**OBJECTIVE:**
Extract every line from the entries below that contains the string "nose", matching uppercase and lowercase letters exactly.

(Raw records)
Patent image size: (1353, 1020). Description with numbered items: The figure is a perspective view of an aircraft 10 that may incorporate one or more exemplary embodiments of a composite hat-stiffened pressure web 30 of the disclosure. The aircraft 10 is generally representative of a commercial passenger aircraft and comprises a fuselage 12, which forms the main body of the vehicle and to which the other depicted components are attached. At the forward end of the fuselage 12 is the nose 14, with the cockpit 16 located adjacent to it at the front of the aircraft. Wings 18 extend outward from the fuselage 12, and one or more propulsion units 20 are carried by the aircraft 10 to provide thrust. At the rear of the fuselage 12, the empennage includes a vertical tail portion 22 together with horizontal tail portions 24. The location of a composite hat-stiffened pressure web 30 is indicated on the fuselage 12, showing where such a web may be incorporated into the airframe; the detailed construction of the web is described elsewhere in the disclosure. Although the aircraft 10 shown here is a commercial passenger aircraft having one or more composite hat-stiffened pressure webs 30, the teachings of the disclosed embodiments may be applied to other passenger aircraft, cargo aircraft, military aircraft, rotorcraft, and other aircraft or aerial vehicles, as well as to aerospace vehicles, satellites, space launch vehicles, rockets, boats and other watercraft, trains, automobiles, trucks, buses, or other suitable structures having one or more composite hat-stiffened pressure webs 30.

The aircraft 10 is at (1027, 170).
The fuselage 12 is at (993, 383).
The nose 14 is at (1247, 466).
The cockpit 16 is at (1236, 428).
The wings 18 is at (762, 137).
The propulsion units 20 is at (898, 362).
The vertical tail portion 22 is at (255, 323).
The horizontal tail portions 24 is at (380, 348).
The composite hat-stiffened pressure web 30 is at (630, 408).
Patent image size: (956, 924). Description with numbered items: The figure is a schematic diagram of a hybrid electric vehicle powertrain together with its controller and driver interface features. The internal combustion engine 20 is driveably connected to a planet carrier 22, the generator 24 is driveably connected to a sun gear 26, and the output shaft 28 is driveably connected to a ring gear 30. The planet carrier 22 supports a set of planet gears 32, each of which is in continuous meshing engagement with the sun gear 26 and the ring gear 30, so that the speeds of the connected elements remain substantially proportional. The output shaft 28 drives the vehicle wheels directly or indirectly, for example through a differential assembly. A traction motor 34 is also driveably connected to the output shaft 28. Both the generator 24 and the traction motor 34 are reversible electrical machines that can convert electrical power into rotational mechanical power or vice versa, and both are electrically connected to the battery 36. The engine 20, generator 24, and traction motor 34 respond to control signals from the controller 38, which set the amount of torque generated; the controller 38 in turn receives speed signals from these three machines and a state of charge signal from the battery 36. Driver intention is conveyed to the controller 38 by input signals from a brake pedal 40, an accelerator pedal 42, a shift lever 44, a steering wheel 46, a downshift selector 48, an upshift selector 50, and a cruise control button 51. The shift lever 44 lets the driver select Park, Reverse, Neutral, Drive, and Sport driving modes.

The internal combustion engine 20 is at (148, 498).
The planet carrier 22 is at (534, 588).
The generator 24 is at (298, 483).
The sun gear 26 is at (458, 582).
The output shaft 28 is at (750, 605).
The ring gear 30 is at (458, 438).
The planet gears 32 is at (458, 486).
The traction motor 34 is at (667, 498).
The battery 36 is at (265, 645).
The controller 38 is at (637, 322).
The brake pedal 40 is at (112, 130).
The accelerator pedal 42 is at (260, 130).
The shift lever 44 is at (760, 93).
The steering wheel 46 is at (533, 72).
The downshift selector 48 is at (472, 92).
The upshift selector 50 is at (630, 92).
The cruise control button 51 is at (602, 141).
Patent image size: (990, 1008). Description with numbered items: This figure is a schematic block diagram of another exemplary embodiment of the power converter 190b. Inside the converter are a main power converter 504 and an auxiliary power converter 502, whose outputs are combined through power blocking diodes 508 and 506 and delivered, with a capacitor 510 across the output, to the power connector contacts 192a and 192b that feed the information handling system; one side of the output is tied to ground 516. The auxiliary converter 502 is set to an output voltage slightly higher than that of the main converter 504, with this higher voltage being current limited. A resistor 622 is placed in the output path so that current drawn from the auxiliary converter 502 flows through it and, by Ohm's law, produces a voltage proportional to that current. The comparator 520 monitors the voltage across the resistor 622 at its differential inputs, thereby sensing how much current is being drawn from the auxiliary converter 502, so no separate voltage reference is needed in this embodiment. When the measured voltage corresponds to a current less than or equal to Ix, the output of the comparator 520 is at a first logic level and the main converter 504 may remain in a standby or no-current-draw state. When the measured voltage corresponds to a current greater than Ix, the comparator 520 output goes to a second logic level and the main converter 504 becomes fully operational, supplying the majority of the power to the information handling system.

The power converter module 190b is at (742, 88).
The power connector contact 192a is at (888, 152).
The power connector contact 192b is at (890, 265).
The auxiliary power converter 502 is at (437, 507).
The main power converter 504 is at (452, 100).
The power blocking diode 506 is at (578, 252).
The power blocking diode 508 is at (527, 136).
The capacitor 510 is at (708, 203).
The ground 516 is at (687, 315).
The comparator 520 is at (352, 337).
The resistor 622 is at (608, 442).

**SOLUTION:**
Patent image size: (1353, 1020). Description with numbered items: The figure is a perspective view of an aircraft 10 that may incorporate one or more exemplary embodiments of a composite hat-stiffened pressure web 30 of the disclosure. The aircraft 10 is generally representative of a commercial passenger aircraft and comprises a fuselage 12, which forms the main body of the vehicle and to which the other depicted components are attached. At the forward end of the fuselage 12 is the nose 14, with the cockpit 16 located adjacent to it at the front of the aircraft. Wings 18 extend outward from the fuselage 12, and one or more propulsion units 20 are carried by the aircraft 10 to provide thrust. At the rear of the fuselage 12, the empennage includes a vertical tail portion 22 together with horizontal tail portions 24. The location of a composite hat-stiffened pressure web 30 is indicated on the fuselage 12, showing where such a web may be incorporated into the airframe; the detailed construction of the web is described elsewhere in the disclosure. Although the aircraft 10 shown here is a commercial passenger aircraft having one or more composite hat-stiffened pressure webs 30, the teachings of the disclosed embodiments may be applied to other passenger aircraft, cargo aircraft, military aircraft, rotorcraft, and other aircraft or aerial vehicles, as well as to aerospace vehicles, satellites, space launch vehicles, rockets, boats and other watercraft, trains, automobiles, trucks, buses, or other suitable structures having one or more composite hat-stiffened pressure webs 30.
The nose 14 is at (1247, 466).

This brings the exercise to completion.